**EXERCISE OBJECTIVE**
All of the material below is to be returned exactly.
··· RECORDS FOR THE TASK ···
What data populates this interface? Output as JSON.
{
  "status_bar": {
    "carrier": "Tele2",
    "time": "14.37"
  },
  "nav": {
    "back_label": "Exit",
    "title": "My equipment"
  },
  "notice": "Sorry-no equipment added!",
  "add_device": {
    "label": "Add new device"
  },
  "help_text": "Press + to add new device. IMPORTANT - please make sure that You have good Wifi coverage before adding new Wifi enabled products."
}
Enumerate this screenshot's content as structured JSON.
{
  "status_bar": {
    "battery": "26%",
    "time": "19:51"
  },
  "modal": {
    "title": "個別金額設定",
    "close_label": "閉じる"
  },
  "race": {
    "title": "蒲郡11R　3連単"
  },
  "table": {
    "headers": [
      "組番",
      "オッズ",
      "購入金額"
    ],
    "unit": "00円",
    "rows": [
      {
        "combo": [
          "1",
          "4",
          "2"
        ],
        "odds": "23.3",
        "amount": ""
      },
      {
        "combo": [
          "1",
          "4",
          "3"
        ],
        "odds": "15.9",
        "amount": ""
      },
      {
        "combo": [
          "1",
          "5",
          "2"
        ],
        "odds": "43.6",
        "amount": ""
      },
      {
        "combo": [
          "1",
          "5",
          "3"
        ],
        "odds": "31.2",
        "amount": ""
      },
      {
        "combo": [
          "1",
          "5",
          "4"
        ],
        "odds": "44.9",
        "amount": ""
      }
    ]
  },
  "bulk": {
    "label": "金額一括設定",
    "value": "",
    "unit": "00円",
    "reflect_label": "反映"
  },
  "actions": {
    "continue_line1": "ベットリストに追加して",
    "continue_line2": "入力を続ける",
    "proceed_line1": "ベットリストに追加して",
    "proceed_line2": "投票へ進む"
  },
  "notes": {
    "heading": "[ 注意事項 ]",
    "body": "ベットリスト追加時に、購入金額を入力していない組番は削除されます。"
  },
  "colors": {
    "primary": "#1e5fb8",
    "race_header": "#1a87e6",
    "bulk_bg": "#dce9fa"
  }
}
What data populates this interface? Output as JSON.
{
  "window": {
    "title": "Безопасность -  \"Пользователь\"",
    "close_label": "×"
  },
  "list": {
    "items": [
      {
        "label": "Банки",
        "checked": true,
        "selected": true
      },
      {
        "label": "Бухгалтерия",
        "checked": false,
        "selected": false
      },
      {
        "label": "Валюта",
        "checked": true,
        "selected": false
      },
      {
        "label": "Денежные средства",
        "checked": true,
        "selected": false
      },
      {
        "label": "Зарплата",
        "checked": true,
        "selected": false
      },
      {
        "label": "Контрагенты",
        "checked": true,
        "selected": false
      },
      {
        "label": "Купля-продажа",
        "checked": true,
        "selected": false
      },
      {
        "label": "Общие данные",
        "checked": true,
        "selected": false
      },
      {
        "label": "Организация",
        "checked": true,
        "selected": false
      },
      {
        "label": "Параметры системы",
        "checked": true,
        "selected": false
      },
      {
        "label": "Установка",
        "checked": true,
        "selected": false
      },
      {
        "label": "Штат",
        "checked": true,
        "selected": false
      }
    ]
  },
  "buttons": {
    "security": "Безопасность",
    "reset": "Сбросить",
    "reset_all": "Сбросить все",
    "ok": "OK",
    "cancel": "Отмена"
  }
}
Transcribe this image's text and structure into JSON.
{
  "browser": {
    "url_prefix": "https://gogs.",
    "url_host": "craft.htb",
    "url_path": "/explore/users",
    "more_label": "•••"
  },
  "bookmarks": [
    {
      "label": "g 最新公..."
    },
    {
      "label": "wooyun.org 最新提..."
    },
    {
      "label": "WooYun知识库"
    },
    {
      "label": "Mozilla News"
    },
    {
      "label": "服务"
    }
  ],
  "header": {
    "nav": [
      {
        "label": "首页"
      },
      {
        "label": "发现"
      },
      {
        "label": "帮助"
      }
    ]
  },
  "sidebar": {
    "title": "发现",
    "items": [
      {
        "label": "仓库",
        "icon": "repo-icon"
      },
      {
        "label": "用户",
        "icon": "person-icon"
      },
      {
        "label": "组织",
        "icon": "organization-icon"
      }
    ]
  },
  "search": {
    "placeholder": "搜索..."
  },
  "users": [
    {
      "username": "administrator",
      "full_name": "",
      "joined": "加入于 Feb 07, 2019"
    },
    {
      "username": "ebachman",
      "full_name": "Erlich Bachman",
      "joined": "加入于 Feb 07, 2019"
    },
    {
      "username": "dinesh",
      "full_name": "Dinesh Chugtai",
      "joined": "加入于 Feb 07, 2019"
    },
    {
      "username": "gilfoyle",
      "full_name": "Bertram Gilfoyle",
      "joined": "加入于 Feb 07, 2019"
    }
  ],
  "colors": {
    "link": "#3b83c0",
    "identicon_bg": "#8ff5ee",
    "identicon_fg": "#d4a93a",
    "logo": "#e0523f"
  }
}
···
**TASK ANSWER**
What data populates this interface? Output as JSON.
{
  "status_bar": {
    "carrier": "Tele2",
    "time": "14.37"
  },
  "nav": {
    "back_label": "Exit",
    "title": "My equipment"
  },
  "notice": "Sorry-no equipment added!",
  "add_device": {
    "label": "Add new device"
  },
  "help_text": "Press + to add new device. IMPORTANT - please make sure that You have good Wifi coverage before adding new Wifi enabled products."
}
Enumerate this screenshot's content as structured JSON.
{
  "status_bar": {
    "battery": "26%",
    "time": "19:51"
  },
  "modal": {
    "title": "個別金額設定",
    "close_label": "閉じる"
  },
  "race": {
    "title": "蒲郡11R　3連単"
  },
  "table": {
    "headers": [
      "組番",
      "オッズ",
      "購入金額"
    ],
    "unit": "00円",
    "rows": [
      {
        "combo": [
          "1",
          "4",
          "2"
        ],
        "odds": "23.3",
        "amount": ""
      },
      {
        "combo": [
          "1",
          "4",
          "3"
        ],
        "odds": "15.9",
        "amount": ""
      },
      {
        "combo": [
          "1",
          "5",
          "2"
        ],
        "odds": "43.6",
        "amount": ""
      },
      {
        "combo": [
          "1",
          "5",
          "3"
        ],
        "odds": "31.2",
        "amount": ""
      },
      {
        "combo": [
          "1",
          "5",
          "4"
        ],
        "odds": "44.9",
        "amount": ""
      }
    ]
  },
  "bulk": {
    "label": "金額一括設定",
    "value": "",
    "unit": "00円",
    "reflect_label": "反映"
  },
  "actions": {
    "continue_line1": "ベットリストに追加して",
    "continue_line2": "入力を続ける",
    "proceed_line1": "ベットリストに追加して",
    "proceed_line2": "投票へ進む"
  },
  "notes": {
    "heading": "[ 注意事項 ]",
    "body": "ベットリスト追加時に、購入金額を入力していない組番は削除されます。"
  },
  "colors": {
    "primary": "#1e5fb8",
    "race_header": "#1a87e6",
    "bulk_bg": "#dce9fa"
  }
}
What data populates this interface? Output as JSON.
{
  "window": {
    "title": "Безопасность -  \"Пользователь\"",
    "close_label": "×"
  },
  "list": {
    "items": [
      {
        "label": "Банки",
        "checked": true,
        "selected": true
      },
      {
        "label": "Бухгалтерия",
        "checked": false,
        "selected": false
      },
      {
        "label": "Валюта",
        "checked": true,
        "selected": false
      },
      {
        "label": "Денежные средства",
        "checked": true,
        "selected": false
      },
      {
        "label": "Зарплата",
        "checked": true,
        "selected": false
      },
      {
        "label": "Контрагенты",
        "checked": true,
        "selected": false
      },
      {
        "label": "Купля-продажа",
        "checked": true,
        "selected": false
      },
      {
        "label": "Общие данные",
        "checked": true,
        "selected": false
      },
      {
        "label": "Организация",
        "checked": true,
        "selected": false
      },
      {
        "label": "Параметры системы",
        "checked": true,
        "selected": false
      },
      {
        "label": "Установка",
        "checked": true,
        "selected": false
      },
      {
        "label": "Штат",
        "checked": true,
        "selected": false
      }
    ]
  },
  "buttons": {
    "security": "Безопасность",
    "reset": "Сбросить",
    "reset_all": "Сбросить все",
    "ok": "OK",
    "cancel": "Отмена"
  }
}
Transcribe this image's text and structure into JSON.
{
  "browser": {
    "url_prefix": "https://gogs.",
    "url_host": "craft.htb",
    "url_path": "/explore/users",
    "more_label": "•••"
  },
  "bookmarks": [
    {
      "label": "g 最新公..."
    },
    {
      "label": "wooyun.org 最新提..."
    },
    {
      "label": "WooYun知识库"
    },
    {
      "label": "Mozilla News"
    },
    {
      "label": "服务"
    }
  ],
  "header": {
    "nav": [
      {
        "label": "首页"
      },
      {
        "label": "发现"
      },
      {
        "label": "帮助"
      }
    ]
  },
  "sidebar": {
    "title": "发现",
    "items": [
      {
        "label": "仓库",
        "icon": "repo-icon"
      },
      {
        "label": "用户",
        "icon": "person-icon"
      },
      {
        "label": "组织",
        "icon": "organization-icon"
      }
    ]
  },
  "search": {
    "placeholder": "搜索..."
  },
  "users": [
    {
      "username": "administrator",
      "full_name": "",
      "joined": "加入于 Feb 07, 2019"
    },
    {
      "username": "ebachman",
      "full_name": "Erlich Bachman",
      "joined": "加入于 Feb 07, 2019"
    },
    {
      "username": "dinesh",
      "full_name": "Dinesh Chugtai",
      "joined": "加入于 Feb 07, 2019"
    },
    {
      "username": "gilfoyle",
      "full_name": "Bertram Gilfoyle",
      "joined": "加入于 Feb 07, 2019"
    }
  ],
  "colors": {
    "link": "#3b83c0",
    "identicon_bg": "#8ff5ee",
    "identicon_fg": "#d4a93a",
    "logo": "#e0523f"
  }
}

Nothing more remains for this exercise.